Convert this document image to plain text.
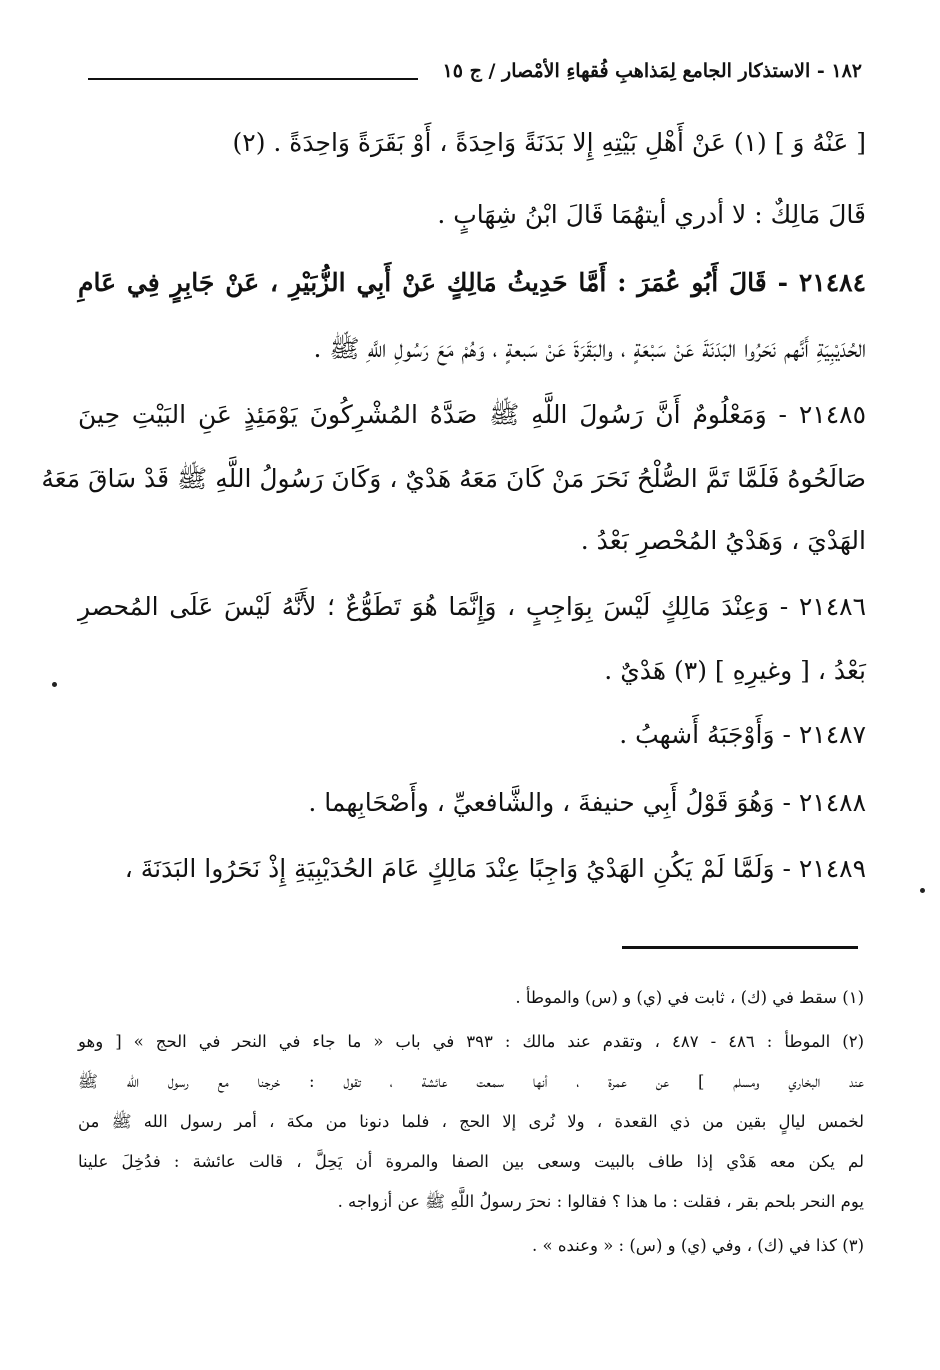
١٨٢ - الاستذكار الجامع لِمَذاهبِ فُقهاءِ الأمْصار / ج ١٥
[ عَنْهُ وَ ] (١) عَنْ أَهْلِ بَيْتِهِ إِلا بَدَنَةً وَاحِدَةً ، أَوْ بَقَرَةً وَاحِدَةً . (٢)
قَالَ مَالِكٌ : لا أدري أيتهُمَا قَالَ ابْنُ شِهَابٍ .
٢١٤٨٤ - قَالَ أَبُو عُمَرَ : أَمَّا حَدِيثُ مَالِكٍ عَنْ أَبِي الزُّبَيْرِ ، عَنْ جَابِرٍ فِي عَامِ
الحُدَيْبِيَةِ أَنَّهم نَحَرُوا البَدَنَةَ عَنْ سَبْعَةٍ ، والبَقَرَةَ عَنْ سَبعةٍ ، وَهُمْ مَعَ رَسُولِ اللَّهِ ﷺ .
٢١٤٨٥ - وَمَعْلُومٌ أَنَّ رَسُولَ اللَّهِ ﷺ صَدَّهُ المُشْرِكُونَ يَوْمَئِذٍ عَنِ البَيْتِ حِينَ
صَالَحُوهُ فَلَمَّا تَمَّ الصُّلْحُ نَحَرَ مَنْ كَانَ مَعَهُ هَدْيٌ ، وَكَانَ رَسُولُ اللَّهِ ﷺ قَدْ سَاقَ مَعَهُ
الهَدْيَ ، وَهَدْيُ المُحْصرِ بَعْدُ .
٢١٤٨٦ - وَعِنْدَ مَالِكٍ لَيْسَ بِوَاجِبٍ ، وَإِنَّمَا هُوَ تَطَوُّعٌ ؛ لأَنَّهُ لَيْسَ عَلَى المُحصرِ
بَعْدُ ، [ وغيرِهِ ] (٣) هَدْيٌ .
٢١٤٨٧ - وَأَوْجَبَهُ أَشهبُ .
٢١٤٨٨ - وَهُوَ قَوْلُ أَبِي حنيفةَ ، والشَّافعيِّ ، وأَصْحَابِهما .
٢١٤٨٩ - وَلَمَّا لَمْ يَكُنِ الهَدْيُ وَاجِبًا عِنْدَ مَالِكٍ عَامَ الحُدَيْبِيَةِ إِذْ نَحَرُوا البَدَنَةَ ،
(١) سقط في (ك) ، ثابت في (ي) و (س) والموطأ .
(٢) الموطأ : ٤٨٦ - ٤٨٧ ، وتقدم عند مالك : ٣٩٣ في باب « ما جاء في النحر في الحج » [ وهو
عند البخاري ومسلم ] عن عمرة ، أنها سمعت عائشة ، تقول : خرجنا مع رسول الله ﷺ
لخمس ليالٍ بقين من ذي القعدة ، ولا نُرى إلا الحج ، فلما دنونا من مكة ، أمر رسول الله ﷺ من
لم يكن معه هَدْي إذا طاف بالبيت وسعى بين الصفا والمروة أن يَحِلَّ ، قالت عائشة : فدُخِلَ علينا
يوم النحر بلحم بقر ، فقلت : ما هذا ؟ فقالوا : نحرَ رسولُ اللَّهِ ﷺ عن أزواجه .
(٣) كذا في (ك) ، وفي (ي) و (س) : « وعنده » .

====

* _EXERCISE REQUIREMENTS_
Every line of the material is to be quoted exactly, with no pictures carried over.

* _EXERCISE RESULT_
Convert this document image to plain text.
١٨٢ - الاستذكار الجامع لِمَذاهبِ فُقهاءِ الأمْصار / ج ١٥
[ عَنْهُ وَ ] (١) عَنْ أَهْلِ بَيْتِهِ إِلا بَدَنَةً وَاحِدَةً ، أَوْ بَقَرَةً وَاحِدَةً . (٢)
قَالَ مَالِكٌ : لا أدري أيتهُمَا قَالَ ابْنُ شِهَابٍ .
٢١٤٨٤ - قَالَ أَبُو عُمَرَ : أَمَّا حَدِيثُ مَالِكٍ عَنْ أَبِي الزُّبَيْرِ ، عَنْ جَابِرٍ فِي عَامِ
الحُدَيْبِيَةِ أَنَّهم نَحَرُوا البَدَنَةَ عَنْ سَبْعَةٍ ، والبَقَرَةَ عَنْ سَبعةٍ ، وَهُمْ مَعَ رَسُولِ اللَّهِ ﷺ .
٢١٤٨٥ - وَمَعْلُومٌ أَنَّ رَسُولَ اللَّهِ ﷺ صَدَّهُ المُشْرِكُونَ يَوْمَئِذٍ عَنِ البَيْتِ حِينَ
صَالَحُوهُ فَلَمَّا تَمَّ الصُّلْحُ نَحَرَ مَنْ كَانَ مَعَهُ هَدْيٌ ، وَكَانَ رَسُولُ اللَّهِ ﷺ قَدْ سَاقَ مَعَهُ
الهَدْيَ ، وَهَدْيُ المُحْصرِ بَعْدُ .
٢١٤٨٦ - وَعِنْدَ مَالِكٍ لَيْسَ بِوَاجِبٍ ، وَإِنَّمَا هُوَ تَطَوُّعٌ ؛ لأَنَّهُ لَيْسَ عَلَى المُحصرِ
بَعْدُ ، [ وغيرِهِ ] (٣) هَدْيٌ .
٢١٤٨٧ - وَأَوْجَبَهُ أَشهبُ .
٢١٤٨٨ - وَهُوَ قَوْلُ أَبِي حنيفةَ ، والشَّافعيِّ ، وأَصْحَابِهما .
٢١٤٨٩ - وَلَمَّا لَمْ يَكُنِ الهَدْيُ وَاجِبًا عِنْدَ مَالِكٍ عَامَ الحُدَيْبِيَةِ إِذْ نَحَرُوا البَدَنَةَ ،
(١) سقط في (ك) ، ثابت في (ي) و (س) والموطأ .
(٢) الموطأ : ٤٨٦ - ٤٨٧ ، وتقدم عند مالك : ٣٩٣ في باب « ما جاء في النحر في الحج » [ وهو
عند البخاري ومسلم ] عن عمرة ، أنها سمعت عائشة ، تقول : خرجنا مع رسول الله ﷺ
لخمس ليالٍ بقين من ذي القعدة ، ولا نُرى إلا الحج ، فلما دنونا من مكة ، أمر رسول الله ﷺ من
لم يكن معه هَدْي إذا طاف بالبيت وسعى بين الصفا والمروة أن يَحِلَّ ، قالت عائشة : فدُخِلَ علينا
يوم النحر بلحم بقر ، فقلت : ما هذا ؟ فقالوا : نحرَ رسولُ اللَّهِ ﷺ عن أزواجه .
(٣) كذا في (ك) ، وفي (ي) و (س) : « وعنده » .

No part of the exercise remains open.